Entries from a dataset:

***

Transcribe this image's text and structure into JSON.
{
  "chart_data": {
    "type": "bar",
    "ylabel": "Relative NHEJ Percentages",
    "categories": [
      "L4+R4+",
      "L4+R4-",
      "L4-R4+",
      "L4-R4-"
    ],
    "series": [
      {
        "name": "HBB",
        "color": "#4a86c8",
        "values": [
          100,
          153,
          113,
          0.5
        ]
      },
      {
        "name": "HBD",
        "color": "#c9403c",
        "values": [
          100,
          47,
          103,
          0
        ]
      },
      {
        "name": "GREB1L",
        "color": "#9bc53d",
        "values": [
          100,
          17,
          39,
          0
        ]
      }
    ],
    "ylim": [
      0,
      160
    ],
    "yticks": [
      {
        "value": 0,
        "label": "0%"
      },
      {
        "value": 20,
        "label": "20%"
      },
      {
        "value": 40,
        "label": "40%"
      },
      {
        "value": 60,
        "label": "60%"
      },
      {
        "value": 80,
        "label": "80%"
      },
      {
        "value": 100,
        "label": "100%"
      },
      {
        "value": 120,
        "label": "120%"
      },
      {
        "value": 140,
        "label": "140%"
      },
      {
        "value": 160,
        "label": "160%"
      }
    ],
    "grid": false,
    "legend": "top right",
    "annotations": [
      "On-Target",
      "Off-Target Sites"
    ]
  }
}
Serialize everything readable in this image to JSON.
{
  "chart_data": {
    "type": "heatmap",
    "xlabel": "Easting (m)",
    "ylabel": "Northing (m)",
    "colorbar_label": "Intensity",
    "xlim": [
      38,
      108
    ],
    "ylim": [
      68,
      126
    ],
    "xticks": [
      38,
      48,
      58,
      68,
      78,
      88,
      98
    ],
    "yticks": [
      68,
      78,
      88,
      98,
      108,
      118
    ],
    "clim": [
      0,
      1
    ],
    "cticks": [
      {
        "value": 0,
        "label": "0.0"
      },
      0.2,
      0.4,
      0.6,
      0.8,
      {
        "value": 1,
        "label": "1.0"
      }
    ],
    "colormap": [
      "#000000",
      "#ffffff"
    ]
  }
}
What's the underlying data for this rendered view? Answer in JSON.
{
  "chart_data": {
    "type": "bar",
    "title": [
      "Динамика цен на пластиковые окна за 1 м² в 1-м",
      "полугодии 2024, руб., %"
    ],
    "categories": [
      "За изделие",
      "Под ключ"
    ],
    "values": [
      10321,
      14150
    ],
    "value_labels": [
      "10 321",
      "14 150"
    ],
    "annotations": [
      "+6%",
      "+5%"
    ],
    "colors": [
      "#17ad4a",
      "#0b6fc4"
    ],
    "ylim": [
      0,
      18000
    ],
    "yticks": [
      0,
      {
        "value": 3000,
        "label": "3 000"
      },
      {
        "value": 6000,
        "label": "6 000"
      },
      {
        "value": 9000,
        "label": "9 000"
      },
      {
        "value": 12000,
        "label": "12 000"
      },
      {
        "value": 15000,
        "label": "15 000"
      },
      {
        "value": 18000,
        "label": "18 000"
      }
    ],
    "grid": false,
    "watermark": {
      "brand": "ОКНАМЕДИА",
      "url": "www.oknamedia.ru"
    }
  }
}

***

Your objective
Give back all the records exactly as they stand.

Response to this exercise
Transcribe this image's text and structure into JSON.
{
  "chart_data": {
    "type": "bar",
    "ylabel": "Relative NHEJ Percentages",
    "categories": [
      "L4+R4+",
      "L4+R4-",
      "L4-R4+",
      "L4-R4-"
    ],
    "series": [
      {
        "name": "HBB",
        "color": "#4a86c8",
        "values": [
          100,
          153,
          113,
          0.5
        ]
      },
      {
        "name": "HBD",
        "color": "#c9403c",
        "values": [
          100,
          47,
          103,
          0
        ]
      },
      {
        "name": "GREB1L",
        "color": "#9bc53d",
        "values": [
          100,
          17,
          39,
          0
        ]
      }
    ],
    "ylim": [
      0,
      160
    ],
    "yticks": [
      {
        "value": 0,
        "label": "0%"
      },
      {
        "value": 20,
        "label": "20%"
      },
      {
        "value": 40,
        "label": "40%"
      },
      {
        "value": 60,
        "label": "60%"
      },
      {
        "value": 80,
        "label": "80%"
      },
      {
        "value": 100,
        "label": "100%"
      },
      {
        "value": 120,
        "label": "120%"
      },
      {
        "value": 140,
        "label": "140%"
      },
      {
        "value": 160,
        "label": "160%"
      }
    ],
    "grid": false,
    "legend": "top right",
    "annotations": [
      "On-Target",
      "Off-Target Sites"
    ]
  }
}
Serialize everything readable in this image to JSON.
{
  "chart_data": {
    "type": "heatmap",
    "xlabel": "Easting (m)",
    "ylabel": "Northing (m)",
    "colorbar_label": "Intensity",
    "xlim": [
      38,
      108
    ],
    "ylim": [
      68,
      126
    ],
    "xticks": [
      38,
      48,
      58,
      68,
      78,
      88,
      98
    ],
    "yticks": [
      68,
      78,
      88,
      98,
      108,
      118
    ],
    "clim": [
      0,
      1
    ],
    "cticks": [
      {
        "value": 0,
        "label": "0.0"
      },
      0.2,
      0.4,
      0.6,
      0.8,
      {
        "value": 1,
        "label": "1.0"
      }
    ],
    "colormap": [
      "#000000",
      "#ffffff"
    ]
  }
}
What's the underlying data for this rendered view? Answer in JSON.
{
  "chart_data": {
    "type": "bar",
    "title": [
      "Динамика цен на пластиковые окна за 1 м² в 1-м",
      "полугодии 2024, руб., %"
    ],
    "categories": [
      "За изделие",
      "Под ключ"
    ],
    "values": [
      10321,
      14150
    ],
    "value_labels": [
      "10 321",
      "14 150"
    ],
    "annotations": [
      "+6%",
      "+5%"
    ],
    "colors": [
      "#17ad4a",
      "#0b6fc4"
    ],
    "ylim": [
      0,
      18000
    ],
    "yticks": [
      0,
      {
        "value": 3000,
        "label": "3 000"
      },
      {
        "value": 6000,
        "label": "6 000"
      },
      {
        "value": 9000,
        "label": "9 000"
      },
      {
        "value": 12000,
        "label": "12 000"
      },
      {
        "value": 15000,
        "label": "15 000"
      },
      {
        "value": 18000,
        "label": "18 000"
      }
    ],
    "grid": false,
    "watermark": {
      "brand": "ОКНАМЕДИА",
      "url": "www.oknamedia.ru"
    }
  }
}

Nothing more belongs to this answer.